> [WRITTEN INSTRUCTION] All the data should come back exactly as it was given.

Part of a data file
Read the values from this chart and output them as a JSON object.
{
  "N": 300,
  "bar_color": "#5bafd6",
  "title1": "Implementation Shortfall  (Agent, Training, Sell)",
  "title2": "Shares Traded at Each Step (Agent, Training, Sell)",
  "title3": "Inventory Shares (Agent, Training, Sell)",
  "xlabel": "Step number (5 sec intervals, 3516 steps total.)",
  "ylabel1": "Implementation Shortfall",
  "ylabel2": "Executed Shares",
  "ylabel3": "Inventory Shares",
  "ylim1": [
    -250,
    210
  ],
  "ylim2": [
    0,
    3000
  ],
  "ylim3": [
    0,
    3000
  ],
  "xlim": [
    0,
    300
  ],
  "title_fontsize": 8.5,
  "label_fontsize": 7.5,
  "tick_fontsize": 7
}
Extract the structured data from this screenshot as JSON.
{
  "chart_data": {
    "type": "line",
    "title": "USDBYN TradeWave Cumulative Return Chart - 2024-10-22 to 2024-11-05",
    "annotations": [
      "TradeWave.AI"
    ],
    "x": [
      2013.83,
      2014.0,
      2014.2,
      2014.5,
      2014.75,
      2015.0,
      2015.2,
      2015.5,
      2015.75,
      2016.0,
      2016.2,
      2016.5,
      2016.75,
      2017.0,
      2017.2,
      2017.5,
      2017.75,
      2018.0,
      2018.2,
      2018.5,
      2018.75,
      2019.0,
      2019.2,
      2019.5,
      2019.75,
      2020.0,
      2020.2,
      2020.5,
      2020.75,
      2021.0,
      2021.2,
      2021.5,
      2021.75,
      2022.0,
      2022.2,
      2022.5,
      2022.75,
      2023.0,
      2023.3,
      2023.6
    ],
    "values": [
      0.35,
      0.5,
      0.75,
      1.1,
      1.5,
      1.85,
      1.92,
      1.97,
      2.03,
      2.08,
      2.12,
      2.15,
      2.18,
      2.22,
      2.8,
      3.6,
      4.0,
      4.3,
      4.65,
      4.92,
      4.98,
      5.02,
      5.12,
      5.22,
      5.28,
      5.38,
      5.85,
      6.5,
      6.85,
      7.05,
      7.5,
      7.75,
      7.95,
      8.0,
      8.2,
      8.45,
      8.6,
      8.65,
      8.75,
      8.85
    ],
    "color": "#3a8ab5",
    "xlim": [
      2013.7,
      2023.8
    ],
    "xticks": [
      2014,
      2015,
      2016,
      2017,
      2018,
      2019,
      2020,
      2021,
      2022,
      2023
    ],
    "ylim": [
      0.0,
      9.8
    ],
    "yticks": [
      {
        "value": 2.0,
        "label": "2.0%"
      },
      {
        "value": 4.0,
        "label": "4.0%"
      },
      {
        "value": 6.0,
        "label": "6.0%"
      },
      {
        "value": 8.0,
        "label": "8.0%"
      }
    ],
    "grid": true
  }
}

> [TASK ANSWER]
Read the values from this chart and output them as a JSON object.
{
  "N": 300,
  "bar_color": "#5bafd6",
  "title1": "Implementation Shortfall  (Agent, Training, Sell)",
  "title2": "Shares Traded at Each Step (Agent, Training, Sell)",
  "title3": "Inventory Shares (Agent, Training, Sell)",
  "xlabel": "Step number (5 sec intervals, 3516 steps total.)",
  "ylabel1": "Implementation Shortfall",
  "ylabel2": "Executed Shares",
  "ylabel3": "Inventory Shares",
  "ylim1": [
    -250,
    210
  ],
  "ylim2": [
    0,
    3000
  ],
  "ylim3": [
    0,
    3000
  ],
  "xlim": [
    0,
    300
  ],
  "title_fontsize": 8.5,
  "label_fontsize": 7.5,
  "tick_fontsize": 7
}
Extract the structured data from this screenshot as JSON.
{
  "chart_data": {
    "type": "line",
    "title": "USDBYN TradeWave Cumulative Return Chart - 2024-10-22 to 2024-11-05",
    "annotations": [
      "TradeWave.AI"
    ],
    "x": [
      2013.83,
      2014.0,
      2014.2,
      2014.5,
      2014.75,
      2015.0,
      2015.2,
      2015.5,
      2015.75,
      2016.0,
      2016.2,
      2016.5,
      2016.75,
      2017.0,
      2017.2,
      2017.5,
      2017.75,
      2018.0,
      2018.2,
      2018.5,
      2018.75,
      2019.0,
      2019.2,
      2019.5,
      2019.75,
      2020.0,
      2020.2,
      2020.5,
      2020.75,
      2021.0,
      2021.2,
      2021.5,
      2021.75,
      2022.0,
      2022.2,
      2022.5,
      2022.75,
      2023.0,
      2023.3,
      2023.6
    ],
    "values": [
      0.35,
      0.5,
      0.75,
      1.1,
      1.5,
      1.85,
      1.92,
      1.97,
      2.03,
      2.08,
      2.12,
      2.15,
      2.18,
      2.22,
      2.8,
      3.6,
      4.0,
      4.3,
      4.65,
      4.92,
      4.98,
      5.02,
      5.12,
      5.22,
      5.28,
      5.38,
      5.85,
      6.5,
      6.85,
      7.05,
      7.5,
      7.75,
      7.95,
      8.0,
      8.2,
      8.45,
      8.6,
      8.65,
      8.75,
      8.85
    ],
    "color": "#3a8ab5",
    "xlim": [
      2013.7,
      2023.8
    ],
    "xticks": [
      2014,
      2015,
      2016,
      2017,
      2018,
      2019,
      2020,
      2021,
      2022,
      2023
    ],
    "ylim": [
      0.0,
      9.8
    ],
    "yticks": [
      {
        "value": 2.0,
        "label": "2.0%"
      },
      {
        "value": 4.0,
        "label": "4.0%"
      },
      {
        "value": 6.0,
        "label": "6.0%"
      },
      {
        "value": 8.0,
        "label": "8.0%"
      }
    ],
    "grid": true
  }
}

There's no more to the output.